>> start

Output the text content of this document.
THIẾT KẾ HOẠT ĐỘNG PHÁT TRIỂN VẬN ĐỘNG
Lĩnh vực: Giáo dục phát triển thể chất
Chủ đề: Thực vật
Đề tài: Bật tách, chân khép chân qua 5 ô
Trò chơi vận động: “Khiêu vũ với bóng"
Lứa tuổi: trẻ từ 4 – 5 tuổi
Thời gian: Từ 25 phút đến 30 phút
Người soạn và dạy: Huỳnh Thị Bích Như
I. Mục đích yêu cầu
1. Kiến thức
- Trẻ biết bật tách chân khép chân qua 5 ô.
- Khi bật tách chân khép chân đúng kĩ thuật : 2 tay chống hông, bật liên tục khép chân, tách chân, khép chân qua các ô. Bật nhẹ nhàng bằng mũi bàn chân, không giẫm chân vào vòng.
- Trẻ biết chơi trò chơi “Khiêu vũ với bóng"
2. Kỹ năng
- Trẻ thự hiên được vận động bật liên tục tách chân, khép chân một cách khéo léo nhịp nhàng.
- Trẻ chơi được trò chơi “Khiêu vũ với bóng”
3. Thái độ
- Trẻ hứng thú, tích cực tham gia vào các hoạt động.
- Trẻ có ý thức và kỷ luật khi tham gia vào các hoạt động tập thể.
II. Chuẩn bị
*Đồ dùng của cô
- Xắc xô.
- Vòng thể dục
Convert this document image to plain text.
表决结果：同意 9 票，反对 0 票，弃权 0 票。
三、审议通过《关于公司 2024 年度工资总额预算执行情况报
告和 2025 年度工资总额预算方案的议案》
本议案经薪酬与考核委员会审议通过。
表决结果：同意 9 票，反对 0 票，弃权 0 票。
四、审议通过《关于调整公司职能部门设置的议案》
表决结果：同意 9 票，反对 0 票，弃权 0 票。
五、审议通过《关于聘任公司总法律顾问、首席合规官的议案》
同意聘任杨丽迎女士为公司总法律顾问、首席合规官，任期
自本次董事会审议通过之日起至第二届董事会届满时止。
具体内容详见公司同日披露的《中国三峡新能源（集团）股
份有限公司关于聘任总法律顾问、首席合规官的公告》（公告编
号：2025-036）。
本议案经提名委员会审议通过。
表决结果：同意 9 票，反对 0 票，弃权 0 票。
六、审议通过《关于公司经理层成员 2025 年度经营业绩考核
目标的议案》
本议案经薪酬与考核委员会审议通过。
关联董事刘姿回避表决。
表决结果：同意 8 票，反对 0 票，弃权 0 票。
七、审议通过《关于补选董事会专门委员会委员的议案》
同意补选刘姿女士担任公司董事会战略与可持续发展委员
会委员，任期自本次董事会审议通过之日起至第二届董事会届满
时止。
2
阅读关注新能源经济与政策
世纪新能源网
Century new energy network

>> end

▶ **What you need to do**
Transcribe the whole listing with nothing added or left out.

▶ **Task answer**
Output the text content of this document.
THIẾT KẾ HOẠT ĐỘNG PHÁT TRIỂN VẬN ĐỘNG
Lĩnh vực: Giáo dục phát triển thể chất
Chủ đề: Thực vật
Đề tài: Bật tách, chân khép chân qua 5 ô
Trò chơi vận động: “Khiêu vũ với bóng"
Lứa tuổi: trẻ từ 4 – 5 tuổi
Thời gian: Từ 25 phút đến 30 phút
Người soạn và dạy: Huỳnh Thị Bích Như
I. Mục đích yêu cầu
1. Kiến thức
- Trẻ biết bật tách chân khép chân qua 5 ô.
- Khi bật tách chân khép chân đúng kĩ thuật : 2 tay chống hông, bật liên tục khép chân, tách chân, khép chân qua các ô. Bật nhẹ nhàng bằng mũi bàn chân, không giẫm chân vào vòng.
- Trẻ biết chơi trò chơi “Khiêu vũ với bóng"
2. Kỹ năng
- Trẻ thự hiên được vận động bật liên tục tách chân, khép chân một cách khéo léo nhịp nhàng.
- Trẻ chơi được trò chơi “Khiêu vũ với bóng”
3. Thái độ
- Trẻ hứng thú, tích cực tham gia vào các hoạt động.
- Trẻ có ý thức và kỷ luật khi tham gia vào các hoạt động tập thể.
II. Chuẩn bị
*Đồ dùng của cô
- Xắc xô.
- Vòng thể dục
Convert this document image to plain text.
表决结果：同意 9 票，反对 0 票，弃权 0 票。
三、审议通过《关于公司 2024 年度工资总额预算执行情况报
告和 2025 年度工资总额预算方案的议案》
本议案经薪酬与考核委员会审议通过。
表决结果：同意 9 票，反对 0 票，弃权 0 票。
四、审议通过《关于调整公司职能部门设置的议案》
表决结果：同意 9 票，反对 0 票，弃权 0 票。
五、审议通过《关于聘任公司总法律顾问、首席合规官的议案》
同意聘任杨丽迎女士为公司总法律顾问、首席合规官，任期
自本次董事会审议通过之日起至第二届董事会届满时止。
具体内容详见公司同日披露的《中国三峡新能源（集团）股
份有限公司关于聘任总法律顾问、首席合规官的公告》（公告编
号：2025-036）。
本议案经提名委员会审议通过。
表决结果：同意 9 票，反对 0 票，弃权 0 票。
六、审议通过《关于公司经理层成员 2025 年度经营业绩考核
目标的议案》
本议案经薪酬与考核委员会审议通过。
关联董事刘姿回避表决。
表决结果：同意 8 票，反对 0 票，弃权 0 票。
七、审议通过《关于补选董事会专门委员会委员的议案》
同意补选刘姿女士担任公司董事会战略与可持续发展委员
会委员，任期自本次董事会审议通过之日起至第二届董事会届满
时止。
2
阅读关注新能源经济与政策
世纪新能源网
Century new energy network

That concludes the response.